++++ Given data

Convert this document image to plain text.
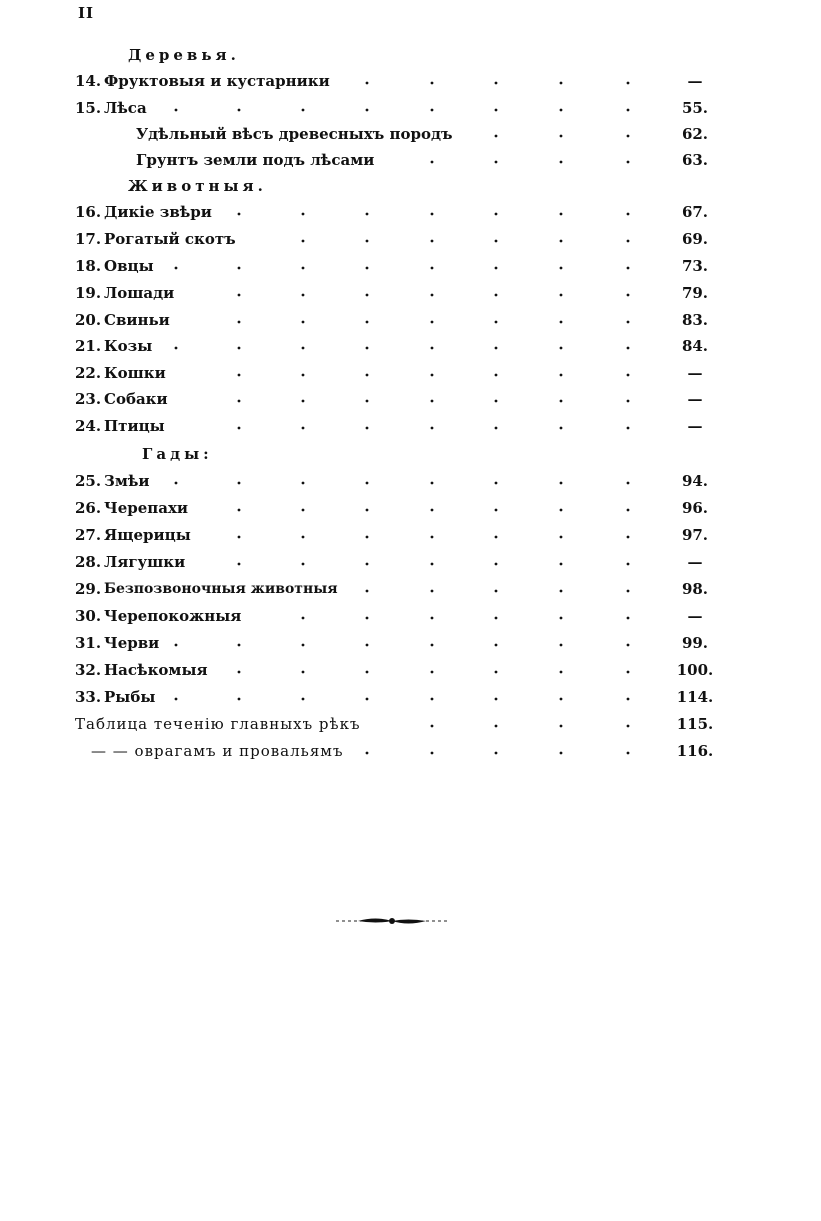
II
Деревья.
14. Фруктовыя и кустарники	—
15. Лѣса	55.
Удѣльный вѣсъ древесныхъ породъ	62.
Грунтъ земли подъ лѣсами	63.
Животныя.
16. Дикіе звѣри	67.
17. Рогатый скотъ	69.
18. Овцы	73.
19. Лошади	79.
20. Свиньи	83.
21. Козы	84.
22. Кошки	—
23. Собаки	—
24. Птицы	—
Гады:
25. Змѣи	94.
26. Черепахи	96.
27. Ящерицы	97.
28. Лягушки	—
29. Безпозвоночныя животныя	98.
30. Черепокожныя	—
31. Черви	99.
32. Насѣкомыя	100.
33. Рыбы	114.
Таблица теченію главныхъ рѣкъ	115.
— — оврагамъ и провальямъ	116.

++++++++

Written instruction:
Write the lines above out again exactly, without any of their pictures.

Exercise response:
Convert this document image to plain text.
II
Деревья.
14. Фруктовыя и кустарники	—
15. Лѣса	55.
Удѣльный вѣсъ древесныхъ породъ	62.
Грунтъ земли подъ лѣсами	63.
Животныя.
16. Дикіе звѣри	67.
17. Рогатый скотъ	69.
18. Овцы	73.
19. Лошади	79.
20. Свиньи	83.
21. Козы	84.
22. Кошки	—
23. Собаки	—
24. Птицы	—
Гады:
25. Змѣи	94.
26. Черепахи	96.
27. Ящерицы	97.
28. Лягушки	—
29. Безпозвоночныя животныя	98.
30. Черепокожныя	—
31. Черви	99.
32. Насѣкомыя	100.
33. Рыбы	114.
Таблица теченію главныхъ рѣкъ	115.
— — оврагамъ и провальямъ	116.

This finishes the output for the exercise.